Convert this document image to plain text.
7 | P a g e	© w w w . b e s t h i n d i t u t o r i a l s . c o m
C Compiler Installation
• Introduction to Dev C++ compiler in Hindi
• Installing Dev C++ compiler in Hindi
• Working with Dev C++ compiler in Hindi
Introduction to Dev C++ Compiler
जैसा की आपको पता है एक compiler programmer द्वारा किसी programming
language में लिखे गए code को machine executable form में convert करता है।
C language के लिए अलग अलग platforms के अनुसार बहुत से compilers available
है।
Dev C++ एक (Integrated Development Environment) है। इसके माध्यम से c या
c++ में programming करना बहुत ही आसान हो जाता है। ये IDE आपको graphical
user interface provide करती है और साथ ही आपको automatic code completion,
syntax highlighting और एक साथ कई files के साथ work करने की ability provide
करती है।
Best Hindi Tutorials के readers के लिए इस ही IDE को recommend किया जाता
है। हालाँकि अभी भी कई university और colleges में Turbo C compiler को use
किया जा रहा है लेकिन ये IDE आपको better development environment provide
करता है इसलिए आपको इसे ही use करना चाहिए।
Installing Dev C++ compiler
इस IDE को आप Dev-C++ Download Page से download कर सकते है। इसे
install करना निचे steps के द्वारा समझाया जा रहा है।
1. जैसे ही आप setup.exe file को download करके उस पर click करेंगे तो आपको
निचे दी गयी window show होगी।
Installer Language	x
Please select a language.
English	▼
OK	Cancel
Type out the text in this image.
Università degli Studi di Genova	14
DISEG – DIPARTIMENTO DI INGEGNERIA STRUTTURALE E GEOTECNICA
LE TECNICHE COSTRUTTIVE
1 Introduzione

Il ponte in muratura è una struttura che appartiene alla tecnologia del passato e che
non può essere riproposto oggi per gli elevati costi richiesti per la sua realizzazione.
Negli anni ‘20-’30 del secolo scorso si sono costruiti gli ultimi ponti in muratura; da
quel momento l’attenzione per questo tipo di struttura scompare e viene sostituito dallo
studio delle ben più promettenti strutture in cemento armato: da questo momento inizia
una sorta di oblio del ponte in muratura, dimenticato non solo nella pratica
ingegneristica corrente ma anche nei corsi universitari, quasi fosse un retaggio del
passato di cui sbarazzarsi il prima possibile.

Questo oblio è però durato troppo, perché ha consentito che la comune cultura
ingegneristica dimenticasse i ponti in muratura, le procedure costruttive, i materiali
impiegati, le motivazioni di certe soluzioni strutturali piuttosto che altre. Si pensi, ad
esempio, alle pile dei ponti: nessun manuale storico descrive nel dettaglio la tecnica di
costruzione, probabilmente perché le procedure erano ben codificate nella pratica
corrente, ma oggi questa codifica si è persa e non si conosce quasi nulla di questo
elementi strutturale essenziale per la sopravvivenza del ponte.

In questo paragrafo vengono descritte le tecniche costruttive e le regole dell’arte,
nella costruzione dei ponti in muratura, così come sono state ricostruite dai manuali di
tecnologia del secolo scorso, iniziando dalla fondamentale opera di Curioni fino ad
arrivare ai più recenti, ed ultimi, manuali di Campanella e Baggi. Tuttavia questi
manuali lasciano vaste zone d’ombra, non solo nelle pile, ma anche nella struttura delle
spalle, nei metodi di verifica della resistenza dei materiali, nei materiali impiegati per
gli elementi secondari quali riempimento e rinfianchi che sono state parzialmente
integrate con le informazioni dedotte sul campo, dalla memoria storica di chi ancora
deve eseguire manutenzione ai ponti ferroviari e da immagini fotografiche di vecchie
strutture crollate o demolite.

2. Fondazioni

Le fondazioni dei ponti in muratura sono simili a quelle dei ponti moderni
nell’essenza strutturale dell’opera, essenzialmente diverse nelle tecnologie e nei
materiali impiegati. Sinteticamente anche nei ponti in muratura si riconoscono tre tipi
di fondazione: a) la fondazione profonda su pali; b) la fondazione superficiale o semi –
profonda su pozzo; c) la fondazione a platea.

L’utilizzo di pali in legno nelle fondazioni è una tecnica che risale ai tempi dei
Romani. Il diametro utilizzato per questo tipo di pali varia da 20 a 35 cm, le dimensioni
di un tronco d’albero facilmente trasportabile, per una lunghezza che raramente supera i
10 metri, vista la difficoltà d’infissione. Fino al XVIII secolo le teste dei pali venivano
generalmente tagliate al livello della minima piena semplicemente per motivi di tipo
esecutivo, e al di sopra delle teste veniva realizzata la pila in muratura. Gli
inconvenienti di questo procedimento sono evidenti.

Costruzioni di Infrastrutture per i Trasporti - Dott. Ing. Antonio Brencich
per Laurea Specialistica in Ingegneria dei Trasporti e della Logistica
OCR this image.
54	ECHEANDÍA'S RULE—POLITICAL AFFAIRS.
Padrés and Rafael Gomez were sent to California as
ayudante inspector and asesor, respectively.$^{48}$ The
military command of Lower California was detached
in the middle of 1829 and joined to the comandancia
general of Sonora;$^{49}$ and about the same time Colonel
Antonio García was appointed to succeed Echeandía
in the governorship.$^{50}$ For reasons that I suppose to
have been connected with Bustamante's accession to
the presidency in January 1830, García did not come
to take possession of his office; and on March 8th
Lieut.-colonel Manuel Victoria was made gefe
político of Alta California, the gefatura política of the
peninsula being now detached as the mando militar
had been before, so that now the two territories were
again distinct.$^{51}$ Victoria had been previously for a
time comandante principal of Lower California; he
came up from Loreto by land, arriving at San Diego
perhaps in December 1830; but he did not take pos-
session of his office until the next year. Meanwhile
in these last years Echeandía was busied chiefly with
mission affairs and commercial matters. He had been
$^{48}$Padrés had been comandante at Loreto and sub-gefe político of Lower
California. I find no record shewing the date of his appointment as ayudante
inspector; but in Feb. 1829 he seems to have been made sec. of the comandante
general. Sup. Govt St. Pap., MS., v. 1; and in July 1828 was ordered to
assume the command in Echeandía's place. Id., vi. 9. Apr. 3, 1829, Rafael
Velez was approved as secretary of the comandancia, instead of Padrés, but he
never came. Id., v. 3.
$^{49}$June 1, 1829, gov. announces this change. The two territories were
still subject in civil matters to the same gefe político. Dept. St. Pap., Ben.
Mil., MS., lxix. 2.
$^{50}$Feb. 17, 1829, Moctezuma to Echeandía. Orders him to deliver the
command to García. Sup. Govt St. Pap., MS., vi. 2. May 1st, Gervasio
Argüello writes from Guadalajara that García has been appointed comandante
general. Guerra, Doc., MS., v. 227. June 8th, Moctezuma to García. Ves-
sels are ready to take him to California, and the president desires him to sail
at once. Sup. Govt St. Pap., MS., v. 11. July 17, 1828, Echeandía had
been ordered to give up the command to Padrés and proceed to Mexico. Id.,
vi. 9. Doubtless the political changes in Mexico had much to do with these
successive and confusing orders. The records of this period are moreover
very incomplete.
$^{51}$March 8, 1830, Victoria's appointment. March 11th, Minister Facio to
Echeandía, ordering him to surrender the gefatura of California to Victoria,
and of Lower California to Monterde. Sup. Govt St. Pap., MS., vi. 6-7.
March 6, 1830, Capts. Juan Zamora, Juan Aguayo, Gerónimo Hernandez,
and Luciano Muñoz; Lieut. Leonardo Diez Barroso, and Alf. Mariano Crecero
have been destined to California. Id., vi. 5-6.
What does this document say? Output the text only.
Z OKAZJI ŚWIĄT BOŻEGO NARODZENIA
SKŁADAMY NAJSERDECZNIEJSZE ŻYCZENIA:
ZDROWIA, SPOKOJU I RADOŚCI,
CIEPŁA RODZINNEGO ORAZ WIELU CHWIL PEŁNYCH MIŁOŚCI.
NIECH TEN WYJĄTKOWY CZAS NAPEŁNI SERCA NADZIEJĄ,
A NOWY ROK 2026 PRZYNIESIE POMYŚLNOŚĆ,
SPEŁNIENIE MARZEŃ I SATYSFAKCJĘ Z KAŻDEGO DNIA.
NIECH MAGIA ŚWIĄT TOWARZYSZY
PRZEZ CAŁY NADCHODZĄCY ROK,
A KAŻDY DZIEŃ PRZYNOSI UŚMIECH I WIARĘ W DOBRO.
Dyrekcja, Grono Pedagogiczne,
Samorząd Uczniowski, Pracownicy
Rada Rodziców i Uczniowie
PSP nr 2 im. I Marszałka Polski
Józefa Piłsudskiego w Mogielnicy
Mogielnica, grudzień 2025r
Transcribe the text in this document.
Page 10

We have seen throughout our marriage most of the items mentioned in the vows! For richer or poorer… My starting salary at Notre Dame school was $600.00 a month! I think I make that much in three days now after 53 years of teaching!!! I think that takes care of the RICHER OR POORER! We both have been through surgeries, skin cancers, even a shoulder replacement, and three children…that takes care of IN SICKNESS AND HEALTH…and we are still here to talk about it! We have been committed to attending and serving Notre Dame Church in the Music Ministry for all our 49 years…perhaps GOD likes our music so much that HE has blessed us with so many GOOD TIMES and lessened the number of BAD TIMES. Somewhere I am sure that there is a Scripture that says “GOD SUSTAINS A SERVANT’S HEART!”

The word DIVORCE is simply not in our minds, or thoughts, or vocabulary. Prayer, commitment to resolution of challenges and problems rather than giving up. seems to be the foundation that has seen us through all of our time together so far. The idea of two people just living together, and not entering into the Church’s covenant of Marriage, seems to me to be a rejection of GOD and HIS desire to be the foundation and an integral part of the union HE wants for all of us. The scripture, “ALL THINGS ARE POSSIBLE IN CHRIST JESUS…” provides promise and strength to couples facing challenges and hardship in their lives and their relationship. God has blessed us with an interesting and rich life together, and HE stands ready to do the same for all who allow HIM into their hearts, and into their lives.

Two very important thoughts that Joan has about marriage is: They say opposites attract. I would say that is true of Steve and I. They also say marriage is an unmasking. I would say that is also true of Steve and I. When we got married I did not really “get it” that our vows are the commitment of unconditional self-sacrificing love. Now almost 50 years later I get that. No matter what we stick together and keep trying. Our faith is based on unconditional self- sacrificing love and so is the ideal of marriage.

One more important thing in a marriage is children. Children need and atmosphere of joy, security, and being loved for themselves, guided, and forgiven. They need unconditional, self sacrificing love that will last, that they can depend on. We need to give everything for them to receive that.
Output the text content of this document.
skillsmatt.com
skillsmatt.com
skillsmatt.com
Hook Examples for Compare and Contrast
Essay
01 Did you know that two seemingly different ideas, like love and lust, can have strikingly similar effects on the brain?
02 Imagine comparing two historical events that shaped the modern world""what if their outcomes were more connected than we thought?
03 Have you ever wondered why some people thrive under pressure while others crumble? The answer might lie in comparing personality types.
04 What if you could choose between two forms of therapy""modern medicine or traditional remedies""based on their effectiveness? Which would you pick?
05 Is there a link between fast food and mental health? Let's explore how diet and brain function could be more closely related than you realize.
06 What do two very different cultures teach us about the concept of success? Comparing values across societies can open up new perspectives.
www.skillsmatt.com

---------------

Identify the lines that hold the word "quasi". Copy every one of them.

ingegneristica corrente ma anche nei corsi universitari, quasi fosse un retaggio del
corrente, ma oggi questa codifica si è persa e non si conosce quasi nulla di questo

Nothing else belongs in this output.